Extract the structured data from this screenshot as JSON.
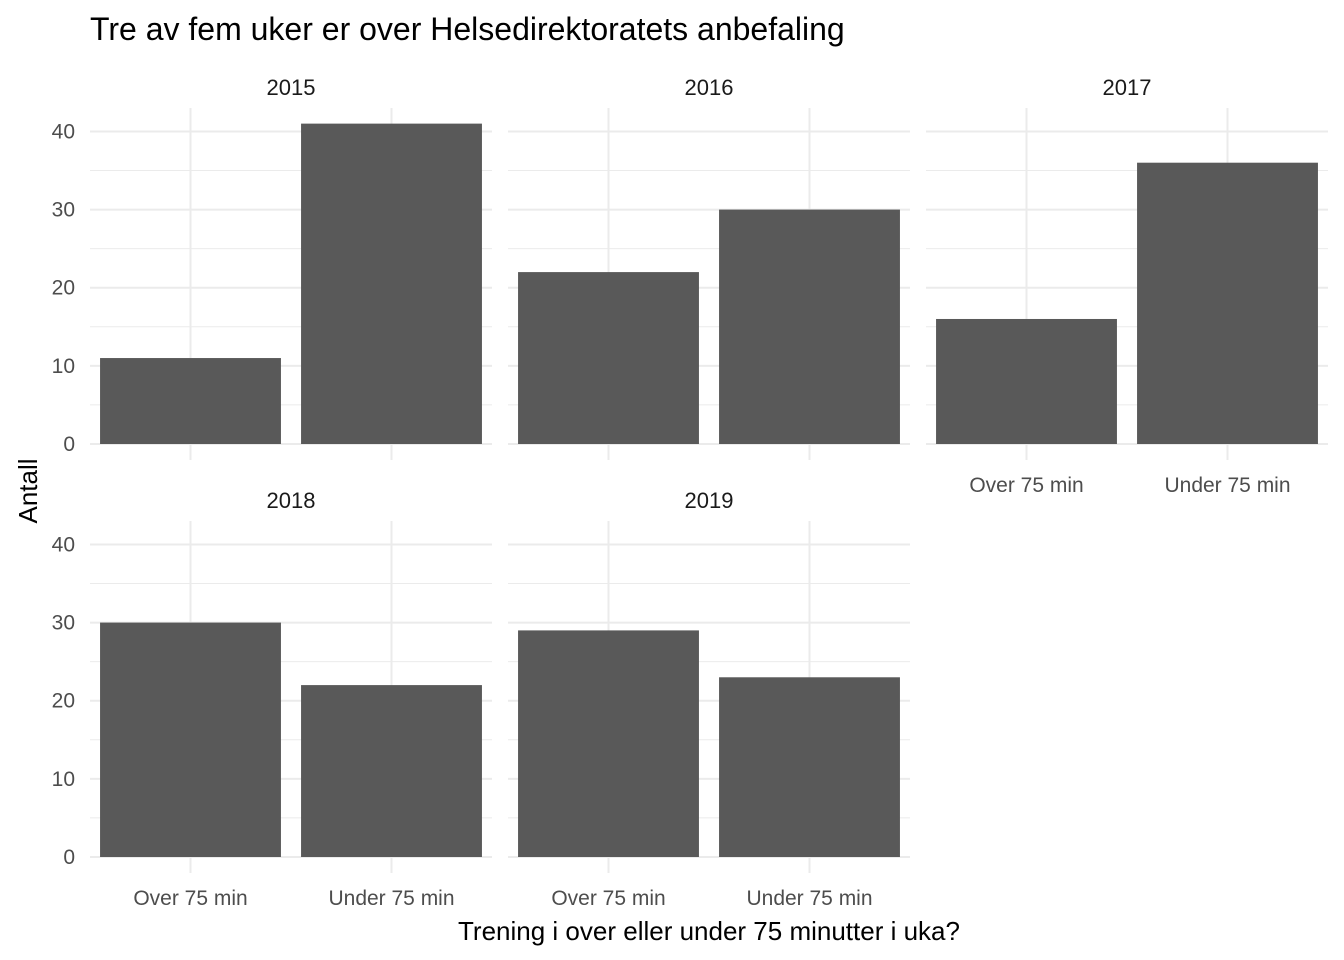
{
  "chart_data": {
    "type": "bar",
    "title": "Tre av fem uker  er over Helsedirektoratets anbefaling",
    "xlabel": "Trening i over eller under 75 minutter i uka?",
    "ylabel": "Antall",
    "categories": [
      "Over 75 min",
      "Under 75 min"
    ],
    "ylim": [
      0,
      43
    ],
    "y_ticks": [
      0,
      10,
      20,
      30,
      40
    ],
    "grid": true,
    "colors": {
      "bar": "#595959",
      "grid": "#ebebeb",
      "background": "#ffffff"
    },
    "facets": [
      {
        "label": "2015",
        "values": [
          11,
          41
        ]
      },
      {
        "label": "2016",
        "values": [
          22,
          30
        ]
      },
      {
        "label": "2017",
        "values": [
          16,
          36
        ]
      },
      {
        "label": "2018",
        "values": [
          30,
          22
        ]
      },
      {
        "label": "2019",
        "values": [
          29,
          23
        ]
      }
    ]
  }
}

-------

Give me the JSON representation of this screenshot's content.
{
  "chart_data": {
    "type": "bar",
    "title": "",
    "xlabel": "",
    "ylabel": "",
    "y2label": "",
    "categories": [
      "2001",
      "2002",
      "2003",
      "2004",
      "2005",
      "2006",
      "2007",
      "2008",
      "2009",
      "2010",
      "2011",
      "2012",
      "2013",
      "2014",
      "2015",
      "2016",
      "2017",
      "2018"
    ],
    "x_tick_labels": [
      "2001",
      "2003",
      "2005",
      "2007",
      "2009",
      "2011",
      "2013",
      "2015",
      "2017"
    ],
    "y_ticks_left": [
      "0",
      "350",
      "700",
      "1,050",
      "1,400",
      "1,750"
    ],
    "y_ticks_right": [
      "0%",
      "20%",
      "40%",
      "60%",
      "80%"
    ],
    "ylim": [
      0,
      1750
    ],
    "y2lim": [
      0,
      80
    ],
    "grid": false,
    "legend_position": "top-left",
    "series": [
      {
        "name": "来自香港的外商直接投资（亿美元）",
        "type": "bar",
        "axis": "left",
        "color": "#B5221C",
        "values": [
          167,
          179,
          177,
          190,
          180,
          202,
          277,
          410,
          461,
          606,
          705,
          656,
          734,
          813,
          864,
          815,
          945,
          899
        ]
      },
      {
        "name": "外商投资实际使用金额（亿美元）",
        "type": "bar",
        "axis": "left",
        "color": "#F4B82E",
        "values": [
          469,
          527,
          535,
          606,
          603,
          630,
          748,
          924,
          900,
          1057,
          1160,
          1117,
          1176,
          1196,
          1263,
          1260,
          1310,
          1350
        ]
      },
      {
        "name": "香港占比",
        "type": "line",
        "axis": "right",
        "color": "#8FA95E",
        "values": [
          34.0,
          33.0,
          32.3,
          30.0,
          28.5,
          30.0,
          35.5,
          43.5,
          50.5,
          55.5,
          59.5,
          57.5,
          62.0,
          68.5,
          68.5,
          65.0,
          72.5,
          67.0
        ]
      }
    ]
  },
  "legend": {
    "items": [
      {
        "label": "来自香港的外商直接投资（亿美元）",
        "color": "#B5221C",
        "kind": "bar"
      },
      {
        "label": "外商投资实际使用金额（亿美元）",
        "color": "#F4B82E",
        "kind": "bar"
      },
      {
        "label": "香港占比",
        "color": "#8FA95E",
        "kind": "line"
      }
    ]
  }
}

-------

YOUR INSTRUCTIONS ->
Go through the listing above and locate each line that holds the word "screenshot". Copy those lines.

THE ANSWER ->
Extract the structured data from this screenshot as JSON.
Give me the JSON representation of this screenshot's content.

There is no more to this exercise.